_THE TASK_:
In the records below, tally every line containing "dari". Report only the total.

[Recorded data]
>>>

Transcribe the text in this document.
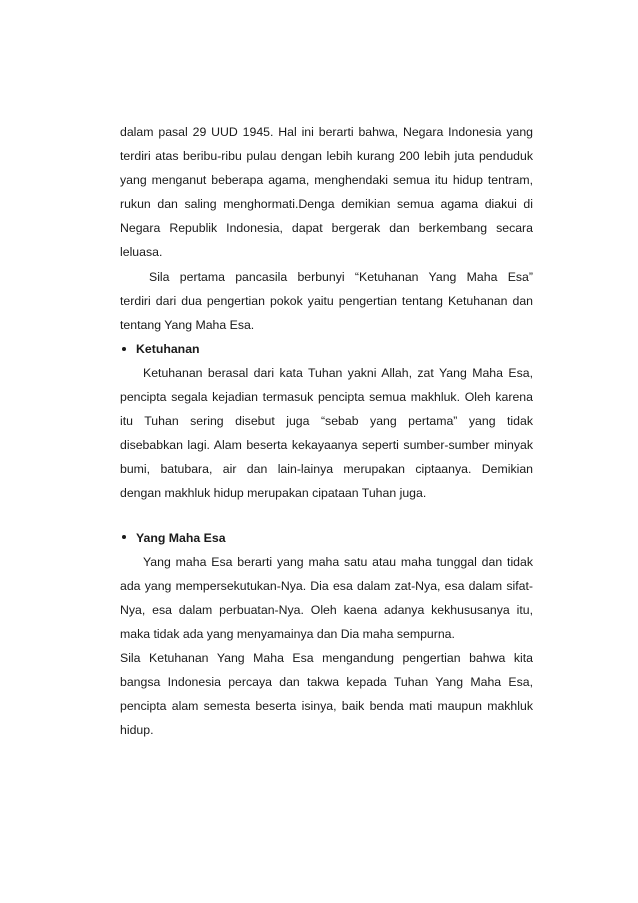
dalam pasal 29 UUD 1945. Hal ini berarti bahwa, Negara Indonesia yang
terdiri atas beribu-ribu pulau dengan lebih kurang 200 lebih juta penduduk
yang menganut beberapa agama, menghendaki semua itu hidup tentram,
rukun dan saling menghormati.Denga demikian semua agama diakui di
Negara Republik Indonesia, dapat bergerak dan berkembang secara
leluasa.
Sila pertama pancasila berbunyi “Ketuhanan Yang Maha Esa”
terdiri dari dua pengertian pokok yaitu pengertian tentang Ketuhanan dan
tentang Yang Maha Esa.
Ketuhanan
Ketuhanan berasal dari kata Tuhan yakni Allah, zat Yang Maha Esa,
pencipta segala kejadian termasuk pencipta semua makhluk. Oleh karena
itu Tuhan sering disebut juga “sebab yang pertama” yang tidak
disebabkan lagi. Alam beserta kekayaanya seperti sumber-sumber minyak
bumi, batubara, air dan lain-lainya merupakan ciptaanya. Demikian
dengan makhluk hidup merupakan cipataan Tuhan juga.
Yang Maha Esa
Yang maha Esa berarti yang maha satu atau maha tunggal dan tidak
ada yang mempersekutukan-Nya. Dia esa dalam zat-Nya, esa dalam sifat-
Nya, esa dalam perbuatan-Nya. Oleh kaena adanya kekhususanya itu,
maka tidak ada yang menyamainya dan Dia maha sempurna.
Sila Ketuhanan Yang Maha Esa mengandung pengertian bahwa kita
bangsa Indonesia percaya dan takwa kepada Tuhan Yang Maha Esa,
pencipta alam semesta beserta isinya, baik benda mati maupun makhluk
hidup.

<<<

_WRITTEN ANSWER_:
2